Your objective —
All entries should be output exactly as they stand.

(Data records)
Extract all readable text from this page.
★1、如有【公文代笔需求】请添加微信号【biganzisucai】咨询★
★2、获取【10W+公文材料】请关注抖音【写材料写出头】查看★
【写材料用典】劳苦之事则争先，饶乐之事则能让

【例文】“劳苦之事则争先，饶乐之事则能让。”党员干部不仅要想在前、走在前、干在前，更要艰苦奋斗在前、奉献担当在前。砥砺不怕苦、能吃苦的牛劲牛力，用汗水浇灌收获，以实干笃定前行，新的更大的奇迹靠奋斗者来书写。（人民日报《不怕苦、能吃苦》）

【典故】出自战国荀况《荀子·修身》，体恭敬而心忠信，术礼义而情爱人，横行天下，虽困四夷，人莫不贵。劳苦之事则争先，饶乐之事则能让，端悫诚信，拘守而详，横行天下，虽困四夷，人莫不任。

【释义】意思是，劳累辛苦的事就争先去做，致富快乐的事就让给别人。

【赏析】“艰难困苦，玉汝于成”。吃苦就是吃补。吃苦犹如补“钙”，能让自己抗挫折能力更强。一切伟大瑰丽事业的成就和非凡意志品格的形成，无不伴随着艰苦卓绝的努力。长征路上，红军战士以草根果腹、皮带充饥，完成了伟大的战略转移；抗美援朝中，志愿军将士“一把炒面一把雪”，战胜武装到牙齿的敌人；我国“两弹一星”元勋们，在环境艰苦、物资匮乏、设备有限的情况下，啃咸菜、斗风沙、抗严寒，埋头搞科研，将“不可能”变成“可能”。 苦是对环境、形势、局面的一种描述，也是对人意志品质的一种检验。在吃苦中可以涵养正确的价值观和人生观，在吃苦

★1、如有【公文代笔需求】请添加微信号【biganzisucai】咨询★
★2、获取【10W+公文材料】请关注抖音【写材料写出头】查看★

Completed task —
Extract all readable text from this page.
★1、如有【公文代笔需求】请添加微信号【biganzisucai】咨询★
★2、获取【10W+公文材料】请关注抖音【写材料写出头】查看★
【写材料用典】劳苦之事则争先，饶乐之事则能让

【例文】“劳苦之事则争先，饶乐之事则能让。”党员干部不仅要想在前、走在前、干在前，更要艰苦奋斗在前、奉献担当在前。砥砺不怕苦、能吃苦的牛劲牛力，用汗水浇灌收获，以实干笃定前行，新的更大的奇迹靠奋斗者来书写。（人民日报《不怕苦、能吃苦》）

【典故】出自战国荀况《荀子·修身》，体恭敬而心忠信，术礼义而情爱人，横行天下，虽困四夷，人莫不贵。劳苦之事则争先，饶乐之事则能让，端悫诚信，拘守而详，横行天下，虽困四夷，人莫不任。

【释义】意思是，劳累辛苦的事就争先去做，致富快乐的事就让给别人。

【赏析】“艰难困苦，玉汝于成”。吃苦就是吃补。吃苦犹如补“钙”，能让自己抗挫折能力更强。一切伟大瑰丽事业的成就和非凡意志品格的形成，无不伴随着艰苦卓绝的努力。长征路上，红军战士以草根果腹、皮带充饥，完成了伟大的战略转移；抗美援朝中，志愿军将士“一把炒面一把雪”，战胜武装到牙齿的敌人；我国“两弹一星”元勋们，在环境艰苦、物资匮乏、设备有限的情况下，啃咸菜、斗风沙、抗严寒，埋头搞科研，将“不可能”变成“可能”。 苦是对环境、形势、局面的一种描述，也是对人意志品质的一种检验。在吃苦中可以涵养正确的价值观和人生观，在吃苦

★1、如有【公文代笔需求】请添加微信号【biganzisucai】咨询★
★2、获取【10W+公文材料】请关注抖音【写材料写出头】查看★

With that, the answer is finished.